[Data entries for graphics]

_____

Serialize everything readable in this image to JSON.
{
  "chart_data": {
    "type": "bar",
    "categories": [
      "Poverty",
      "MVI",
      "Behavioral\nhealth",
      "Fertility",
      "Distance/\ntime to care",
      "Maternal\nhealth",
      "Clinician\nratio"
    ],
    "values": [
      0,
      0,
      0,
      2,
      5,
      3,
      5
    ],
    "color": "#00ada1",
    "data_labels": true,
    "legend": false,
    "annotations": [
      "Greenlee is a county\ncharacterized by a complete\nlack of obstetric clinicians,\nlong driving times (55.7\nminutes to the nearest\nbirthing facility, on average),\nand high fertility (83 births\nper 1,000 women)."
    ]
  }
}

_____

_WHAT YOU NEED TO DO_. Nothing should be left out: return all of the records exactly.

_EXERCISE SOLUTION_.
Serialize everything readable in this image to JSON.
{
  "chart_data": {
    "type": "bar",
    "categories": [
      "Poverty",
      "MVI",
      "Behavioral\nhealth",
      "Fertility",
      "Distance/\ntime to care",
      "Maternal\nhealth",
      "Clinician\nratio"
    ],
    "values": [
      0,
      0,
      0,
      2,
      5,
      3,
      5
    ],
    "color": "#00ada1",
    "data_labels": true,
    "legend": false,
    "annotations": [
      "Greenlee is a county\ncharacterized by a complete\nlack of obstetric clinicians,\nlong driving times (55.7\nminutes to the nearest\nbirthing facility, on average),\nand high fertility (83 births\nper 1,000 women)."
    ]
  }
}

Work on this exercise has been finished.